Records from a data collection:
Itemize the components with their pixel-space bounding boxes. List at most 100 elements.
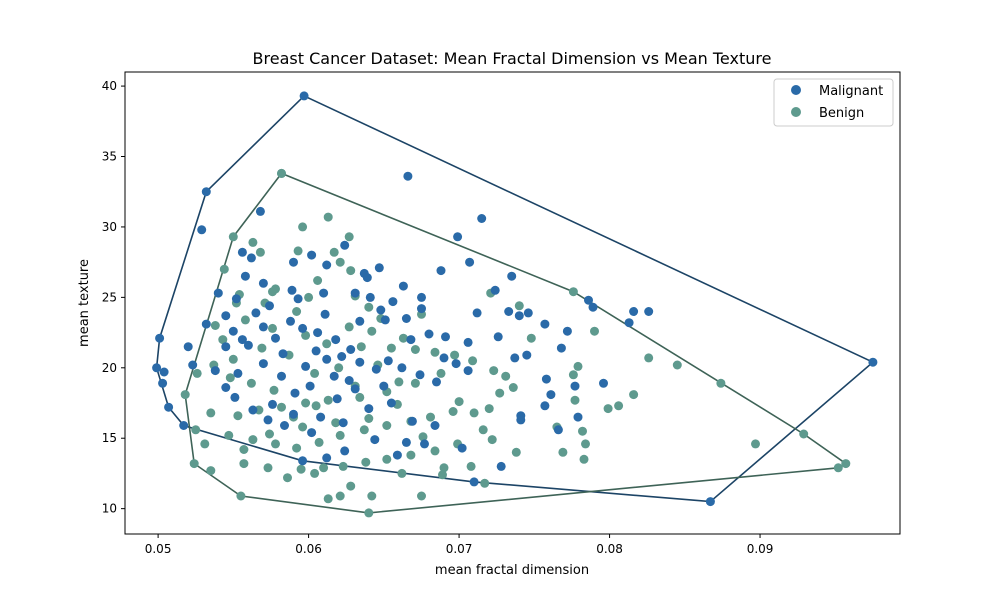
point-malignant bbox=[332, 394, 342, 404]
point-benign bbox=[570, 395, 580, 405]
point-benign bbox=[382, 421, 392, 430]
point-benign bbox=[210, 321, 220, 330]
point-benign bbox=[603, 404, 613, 414]
point-benign bbox=[271, 284, 280, 294]
point-malignant bbox=[210, 366, 220, 376]
point-benign bbox=[426, 412, 435, 422]
point-benign bbox=[382, 454, 392, 464]
point-malignant bbox=[350, 384, 360, 394]
point-malignant bbox=[231, 294, 241, 304]
hull-benign bbox=[184, 172, 848, 514]
point-malignant bbox=[441, 332, 450, 342]
point-malignant bbox=[516, 415, 526, 425]
point-benign bbox=[438, 470, 447, 480]
point-malignant bbox=[469, 477, 479, 487]
point-malignant bbox=[230, 392, 240, 402]
point-malignant bbox=[152, 363, 162, 373]
point-benign bbox=[329, 247, 339, 257]
point-benign bbox=[269, 385, 279, 395]
point-benign bbox=[833, 463, 843, 473]
point-malignant bbox=[286, 316, 295, 326]
point-malignant bbox=[453, 232, 463, 242]
point-malignant bbox=[271, 333, 280, 343]
point-benign bbox=[338, 461, 348, 471]
point-malignant bbox=[370, 435, 380, 445]
point-malignant bbox=[420, 439, 429, 449]
point-malignant bbox=[322, 260, 332, 270]
point-benign bbox=[841, 459, 851, 469]
point-benign bbox=[406, 450, 416, 460]
point-benign bbox=[439, 463, 449, 473]
point-benign bbox=[246, 378, 256, 388]
point-benign bbox=[283, 473, 292, 483]
point-malignant bbox=[439, 353, 449, 363]
point-benign bbox=[364, 302, 374, 312]
x-tick-label: 0.08 bbox=[596, 542, 623, 556]
point-benign bbox=[386, 343, 396, 353]
x-tick-label: 0.06 bbox=[295, 542, 322, 556]
point-malignant bbox=[298, 323, 308, 333]
point-malignant bbox=[290, 388, 300, 398]
point-malignant bbox=[316, 412, 326, 422]
point-malignant bbox=[705, 497, 715, 507]
point-malignant bbox=[573, 412, 583, 422]
point-malignant bbox=[164, 402, 174, 412]
point-malignant bbox=[540, 319, 550, 329]
point-malignant bbox=[436, 266, 446, 276]
point-malignant bbox=[322, 354, 332, 364]
point-malignant bbox=[337, 352, 347, 361]
point-malignant bbox=[463, 337, 473, 347]
point-malignant bbox=[258, 322, 268, 332]
point-benign bbox=[228, 232, 238, 242]
point-benign bbox=[450, 350, 460, 360]
point-benign bbox=[344, 322, 354, 332]
point-malignant bbox=[624, 318, 634, 328]
point-benign bbox=[568, 287, 578, 297]
point-benign bbox=[257, 343, 267, 353]
y-tick-label: 25 bbox=[102, 290, 117, 304]
point-malignant bbox=[233, 368, 243, 378]
point-malignant bbox=[401, 437, 411, 447]
point-benign bbox=[311, 401, 321, 411]
point-malignant bbox=[221, 383, 231, 392]
point-malignant bbox=[188, 360, 198, 370]
point-benign bbox=[219, 264, 229, 274]
point-malignant bbox=[248, 405, 258, 415]
point-benign bbox=[323, 494, 333, 504]
point-malignant bbox=[355, 316, 365, 326]
point-malignant bbox=[221, 342, 231, 352]
point-benign bbox=[239, 459, 249, 469]
point-malignant bbox=[287, 285, 297, 295]
point-malignant bbox=[243, 340, 253, 350]
point-benign bbox=[430, 446, 440, 456]
point-benign bbox=[418, 432, 428, 442]
point-benign bbox=[301, 398, 311, 408]
point-benign bbox=[191, 425, 201, 435]
point-benign bbox=[417, 491, 426, 501]
point-benign bbox=[480, 478, 490, 488]
point-malignant bbox=[201, 319, 211, 329]
point-benign bbox=[319, 463, 329, 473]
point-malignant bbox=[584, 295, 593, 305]
point-malignant bbox=[599, 378, 608, 388]
point-benign bbox=[298, 222, 308, 232]
point-benign bbox=[313, 276, 323, 285]
point-benign bbox=[346, 481, 356, 491]
point-malignant bbox=[477, 214, 487, 223]
point-malignant bbox=[201, 187, 211, 197]
point-benign bbox=[364, 414, 374, 423]
point-benign bbox=[200, 439, 210, 449]
point-malignant bbox=[556, 343, 566, 353]
point-benign bbox=[514, 301, 524, 311]
point-benign bbox=[224, 430, 234, 440]
point-benign bbox=[180, 390, 190, 400]
point-malignant bbox=[258, 278, 268, 288]
point-malignant bbox=[183, 342, 193, 352]
point-benign bbox=[225, 373, 235, 383]
point-benign bbox=[277, 402, 286, 412]
point-malignant bbox=[415, 370, 425, 380]
point-benign bbox=[579, 454, 589, 464]
point-benign bbox=[304, 292, 314, 302]
point-malignant bbox=[451, 359, 461, 369]
point-benign bbox=[478, 425, 488, 435]
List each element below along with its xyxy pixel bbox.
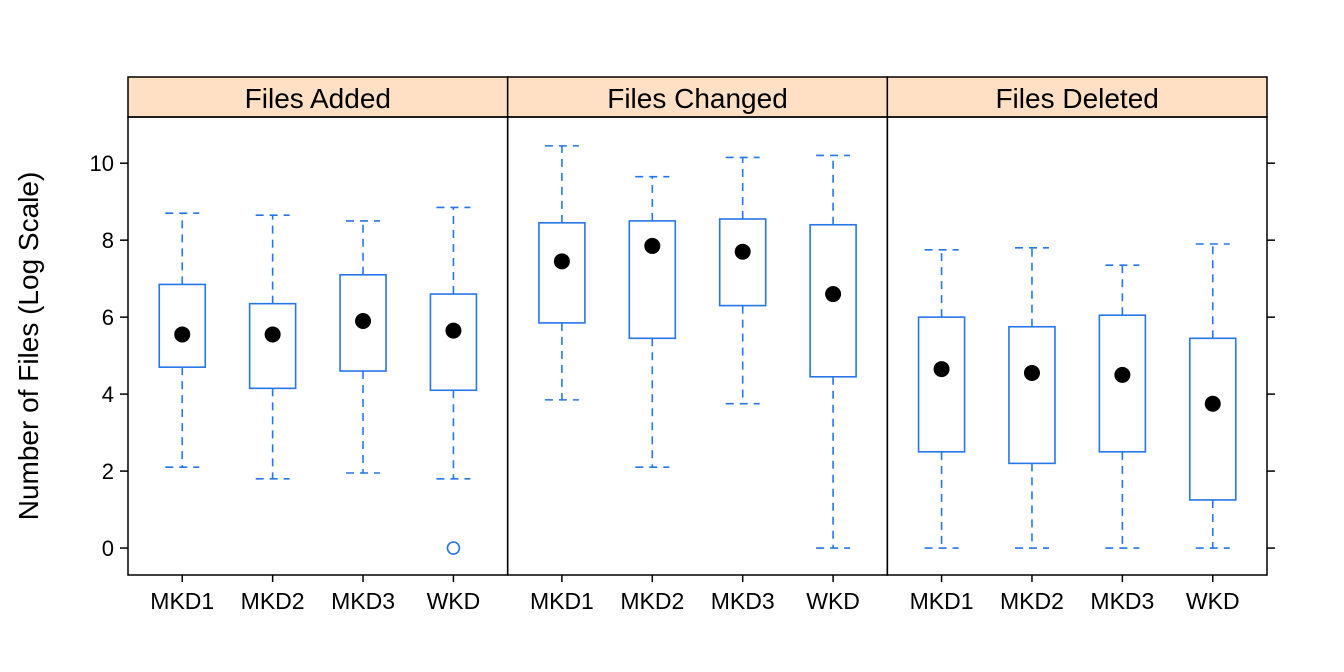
y-tick-label: 2 — [102, 459, 114, 484]
box-mkd2 — [1008, 247, 1056, 549]
box-wkd — [809, 154, 857, 549]
box-iqr — [158, 283, 207, 368]
median-dot — [174, 326, 191, 343]
outlier-point — [446, 541, 461, 555]
y-tick-label: 6 — [102, 305, 114, 330]
median-dot — [644, 237, 661, 254]
x-tick-label: MKD2 — [241, 588, 305, 614]
box-mkd2 — [628, 175, 677, 469]
panel-title: Files Added — [245, 83, 391, 114]
y-axis-label: Number of Files (Log Scale) — [13, 172, 44, 521]
box-iqr — [248, 302, 297, 390]
box-mkd1 — [917, 248, 966, 549]
panel-strip — [127, 76, 509, 118]
x-tick-label: WKD — [427, 588, 481, 614]
box-wkd — [429, 206, 478, 555]
box-iqr — [1008, 325, 1056, 465]
box-iqr — [917, 316, 966, 453]
median-dot — [1023, 364, 1040, 381]
median-dot — [445, 322, 462, 339]
x-tick-label: WKD — [1186, 588, 1240, 614]
x-tick-label: MKD3 — [1090, 588, 1154, 614]
x-tick-label: MKD1 — [150, 588, 214, 614]
panel-2: Files Changed MKD1 MKD2 MKD3 WKD — [506, 76, 889, 614]
box-wkd — [1188, 243, 1237, 549]
box-mkd2 — [248, 214, 297, 480]
panel-title: Files Deleted — [995, 83, 1158, 114]
panels-layer: Files Added MKD1 MKD2 MKD3 WKD Files Changed M… — [127, 76, 1268, 614]
box-mkd1 — [538, 145, 586, 401]
panel-1: Files Added MKD1 MKD2 MKD3 WKD — [127, 76, 509, 614]
x-tick-label: MKD3 — [331, 588, 395, 614]
x-tick-label: WKD — [806, 588, 860, 614]
median-dot — [1114, 366, 1131, 383]
panel-title: Files Changed — [607, 83, 788, 114]
panel-3: Files Deleted MKD1 MKD2 MKD3 WKD — [886, 76, 1268, 614]
y-axis: 0 2 4 6 8 10 — [90, 151, 1275, 561]
x-tick-label: MKD1 — [530, 588, 594, 614]
box-iqr — [1098, 314, 1147, 453]
x-tick-label: MKD3 — [711, 588, 775, 614]
median-dot — [825, 286, 842, 303]
box-iqr — [339, 273, 387, 372]
median-dot — [355, 312, 372, 329]
panel-frame — [886, 116, 1268, 576]
x-tick-label: MKD1 — [910, 588, 974, 614]
median-dot — [1204, 395, 1221, 412]
median-dot — [933, 361, 950, 378]
panel-strip — [886, 76, 1268, 118]
box-mkd1 — [158, 212, 207, 469]
y-tick-label: 0 — [102, 536, 114, 561]
box-mkd3 — [718, 156, 767, 405]
box-iqr — [1188, 337, 1237, 501]
median-dot — [734, 243, 751, 260]
box-iqr — [538, 222, 586, 324]
box-iqr — [718, 218, 767, 307]
box-mkd3 — [1098, 264, 1147, 549]
box-iqr — [429, 293, 478, 392]
y-tick-label: 4 — [102, 382, 114, 407]
median-dot — [264, 326, 281, 343]
median-dot — [553, 253, 570, 270]
y-tick-label: 8 — [102, 228, 114, 253]
panel-strip — [506, 76, 889, 118]
x-tick-label: MKD2 — [620, 588, 684, 614]
box-mkd3 — [339, 220, 387, 474]
y-tick-label: 10 — [90, 151, 114, 176]
x-tick-label: MKD2 — [1000, 588, 1064, 614]
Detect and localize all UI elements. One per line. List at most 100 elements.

§ Set task:
Can you rewrite the records above as a numbered list, starting with the line that contains "point-malignant bbox=[332, 394, 342, 404]" and going on through the line that contains "point-malignant bbox=[231, 294, 241, 304]", with any blank lines left out?

§ Answer for the task:
1. point-malignant bbox=[332, 394, 342, 404]
2. point-benign bbox=[570, 395, 580, 405]
3. point-benign bbox=[382, 421, 392, 430]
4. point-benign bbox=[210, 321, 220, 330]
5. point-benign bbox=[603, 404, 613, 414]
6. point-benign bbox=[271, 284, 280, 294]
7. point-malignant bbox=[210, 366, 220, 376]
8. point-benign bbox=[426, 412, 435, 422]
9. point-benign bbox=[382, 454, 392, 464]
10. point-malignant bbox=[350, 384, 360, 394]
11. point-malignant bbox=[231, 294, 241, 304]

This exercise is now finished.